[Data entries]
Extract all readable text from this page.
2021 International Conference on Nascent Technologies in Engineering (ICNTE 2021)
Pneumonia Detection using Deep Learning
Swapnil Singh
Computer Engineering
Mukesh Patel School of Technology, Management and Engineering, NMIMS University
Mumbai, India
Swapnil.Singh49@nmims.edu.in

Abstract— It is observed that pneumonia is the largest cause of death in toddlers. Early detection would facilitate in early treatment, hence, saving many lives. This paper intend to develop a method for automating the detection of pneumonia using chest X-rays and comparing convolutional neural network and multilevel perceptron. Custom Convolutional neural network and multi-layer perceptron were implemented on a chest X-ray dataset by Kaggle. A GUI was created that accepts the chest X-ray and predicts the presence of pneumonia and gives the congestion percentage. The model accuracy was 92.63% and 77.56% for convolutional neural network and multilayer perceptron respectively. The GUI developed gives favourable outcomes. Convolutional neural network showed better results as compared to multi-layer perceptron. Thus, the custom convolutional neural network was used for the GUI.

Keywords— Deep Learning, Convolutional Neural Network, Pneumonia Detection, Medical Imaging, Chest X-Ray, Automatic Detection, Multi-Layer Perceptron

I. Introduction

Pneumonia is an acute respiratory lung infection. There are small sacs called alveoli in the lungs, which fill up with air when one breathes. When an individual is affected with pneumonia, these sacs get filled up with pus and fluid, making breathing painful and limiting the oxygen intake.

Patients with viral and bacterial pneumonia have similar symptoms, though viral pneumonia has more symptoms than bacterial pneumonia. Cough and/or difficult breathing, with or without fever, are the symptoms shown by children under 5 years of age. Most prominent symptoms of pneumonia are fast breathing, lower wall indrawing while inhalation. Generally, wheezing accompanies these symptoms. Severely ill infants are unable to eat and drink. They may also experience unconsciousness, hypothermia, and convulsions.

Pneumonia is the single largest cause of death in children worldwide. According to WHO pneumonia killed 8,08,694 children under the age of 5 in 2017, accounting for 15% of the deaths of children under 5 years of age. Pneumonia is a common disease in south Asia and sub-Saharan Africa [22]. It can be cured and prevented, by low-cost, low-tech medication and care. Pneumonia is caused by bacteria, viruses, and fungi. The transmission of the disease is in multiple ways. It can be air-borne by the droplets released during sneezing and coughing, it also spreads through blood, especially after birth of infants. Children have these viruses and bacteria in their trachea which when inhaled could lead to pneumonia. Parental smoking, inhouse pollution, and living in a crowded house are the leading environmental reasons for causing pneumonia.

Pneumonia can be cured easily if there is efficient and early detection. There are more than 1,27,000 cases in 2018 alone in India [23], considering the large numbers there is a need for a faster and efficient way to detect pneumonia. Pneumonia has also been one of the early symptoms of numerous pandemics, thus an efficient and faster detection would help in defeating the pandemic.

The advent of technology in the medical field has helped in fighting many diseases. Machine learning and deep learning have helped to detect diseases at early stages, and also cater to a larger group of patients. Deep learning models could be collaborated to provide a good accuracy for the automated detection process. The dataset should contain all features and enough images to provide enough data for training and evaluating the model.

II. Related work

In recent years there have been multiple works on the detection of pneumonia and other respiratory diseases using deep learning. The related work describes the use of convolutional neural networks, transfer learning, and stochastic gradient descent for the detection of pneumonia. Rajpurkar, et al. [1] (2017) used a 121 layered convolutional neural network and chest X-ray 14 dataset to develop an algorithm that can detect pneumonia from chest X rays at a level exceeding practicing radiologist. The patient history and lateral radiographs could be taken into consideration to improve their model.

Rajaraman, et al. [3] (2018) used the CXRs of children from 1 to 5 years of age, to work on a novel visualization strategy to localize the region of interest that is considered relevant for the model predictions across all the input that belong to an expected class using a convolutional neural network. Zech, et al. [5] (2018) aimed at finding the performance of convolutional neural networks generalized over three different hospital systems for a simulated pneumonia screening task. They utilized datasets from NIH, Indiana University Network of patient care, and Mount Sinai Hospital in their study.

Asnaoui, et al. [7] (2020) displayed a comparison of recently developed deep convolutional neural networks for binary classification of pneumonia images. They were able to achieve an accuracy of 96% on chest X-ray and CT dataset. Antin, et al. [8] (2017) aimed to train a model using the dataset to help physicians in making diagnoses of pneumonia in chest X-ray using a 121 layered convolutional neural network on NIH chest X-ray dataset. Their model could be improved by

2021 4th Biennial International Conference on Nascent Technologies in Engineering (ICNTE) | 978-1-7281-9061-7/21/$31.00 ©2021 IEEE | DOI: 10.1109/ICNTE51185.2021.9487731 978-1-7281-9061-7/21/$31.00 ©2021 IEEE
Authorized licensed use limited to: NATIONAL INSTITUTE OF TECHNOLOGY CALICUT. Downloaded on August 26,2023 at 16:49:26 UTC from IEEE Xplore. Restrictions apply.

_Instructions for the task_:
From beginning to end, the data must be duplicated exactly.

_Result of this exercise_:
Extract all readable text from this page.
2021 International Conference on Nascent Technologies in Engineering (ICNTE 2021)
Pneumonia Detection using Deep Learning
Swapnil Singh
Computer Engineering
Mukesh Patel School of Technology, Management and Engineering, NMIMS University
Mumbai, India
Swapnil.Singh49@nmims.edu.in

Abstract— It is observed that pneumonia is the largest cause of death in toddlers. Early detection would facilitate in early treatment, hence, saving many lives. This paper intend to develop a method for automating the detection of pneumonia using chest X-rays and comparing convolutional neural network and multilevel perceptron. Custom Convolutional neural network and multi-layer perceptron were implemented on a chest X-ray dataset by Kaggle. A GUI was created that accepts the chest X-ray and predicts the presence of pneumonia and gives the congestion percentage. The model accuracy was 92.63% and 77.56% for convolutional neural network and multilayer perceptron respectively. The GUI developed gives favourable outcomes. Convolutional neural network showed better results as compared to multi-layer perceptron. Thus, the custom convolutional neural network was used for the GUI.

Keywords— Deep Learning, Convolutional Neural Network, Pneumonia Detection, Medical Imaging, Chest X-Ray, Automatic Detection, Multi-Layer Perceptron

I. Introduction

Pneumonia is an acute respiratory lung infection. There are small sacs called alveoli in the lungs, which fill up with air when one breathes. When an individual is affected with pneumonia, these sacs get filled up with pus and fluid, making breathing painful and limiting the oxygen intake.

Patients with viral and bacterial pneumonia have similar symptoms, though viral pneumonia has more symptoms than bacterial pneumonia. Cough and/or difficult breathing, with or without fever, are the symptoms shown by children under 5 years of age. Most prominent symptoms of pneumonia are fast breathing, lower wall indrawing while inhalation. Generally, wheezing accompanies these symptoms. Severely ill infants are unable to eat and drink. They may also experience unconsciousness, hypothermia, and convulsions.

Pneumonia is the single largest cause of death in children worldwide. According to WHO pneumonia killed 8,08,694 children under the age of 5 in 2017, accounting for 15% of the deaths of children under 5 years of age. Pneumonia is a common disease in south Asia and sub-Saharan Africa [22]. It can be cured and prevented, by low-cost, low-tech medication and care. Pneumonia is caused by bacteria, viruses, and fungi. The transmission of the disease is in multiple ways. It can be air-borne by the droplets released during sneezing and coughing, it also spreads through blood, especially after birth of infants. Children have these viruses and bacteria in their trachea which when inhaled could lead to pneumonia. Parental smoking, inhouse pollution, and living in a crowded house are the leading environmental reasons for causing pneumonia.

Pneumonia can be cured easily if there is efficient and early detection. There are more than 1,27,000 cases in 2018 alone in India [23], considering the large numbers there is a need for a faster and efficient way to detect pneumonia. Pneumonia has also been one of the early symptoms of numerous pandemics, thus an efficient and faster detection would help in defeating the pandemic.

The advent of technology in the medical field has helped in fighting many diseases. Machine learning and deep learning have helped to detect diseases at early stages, and also cater to a larger group of patients. Deep learning models could be collaborated to provide a good accuracy for the automated detection process. The dataset should contain all features and enough images to provide enough data for training and evaluating the model.

II. Related work

In recent years there have been multiple works on the detection of pneumonia and other respiratory diseases using deep learning. The related work describes the use of convolutional neural networks, transfer learning, and stochastic gradient descent for the detection of pneumonia. Rajpurkar, et al. [1] (2017) used a 121 layered convolutional neural network and chest X-ray 14 dataset to develop an algorithm that can detect pneumonia from chest X rays at a level exceeding practicing radiologist. The patient history and lateral radiographs could be taken into consideration to improve their model.

Rajaraman, et al. [3] (2018) used the CXRs of children from 1 to 5 years of age, to work on a novel visualization strategy to localize the region of interest that is considered relevant for the model predictions across all the input that belong to an expected class using a convolutional neural network. Zech, et al. [5] (2018) aimed at finding the performance of convolutional neural networks generalized over three different hospital systems for a simulated pneumonia screening task. They utilized datasets from NIH, Indiana University Network of patient care, and Mount Sinai Hospital in their study.

Asnaoui, et al. [7] (2020) displayed a comparison of recently developed deep convolutional neural networks for binary classification of pneumonia images. They were able to achieve an accuracy of 96% on chest X-ray and CT dataset. Antin, et al. [8] (2017) aimed to train a model using the dataset to help physicians in making diagnoses of pneumonia in chest X-ray using a 121 layered convolutional neural network on NIH chest X-ray dataset. Their model could be improved by

2021 4th Biennial International Conference on Nascent Technologies in Engineering (ICNTE) | 978-1-7281-9061-7/21/$31.00 ©2021 IEEE | DOI: 10.1109/ICNTE51185.2021.9487731 978-1-7281-9061-7/21/$31.00 ©2021 IEEE
Authorized licensed use limited to: NATIONAL INSTITUTE OF TECHNOLOGY CALICUT. Downloaded on August 26,2023 at 16:49:26 UTC from IEEE Xplore. Restrictions apply.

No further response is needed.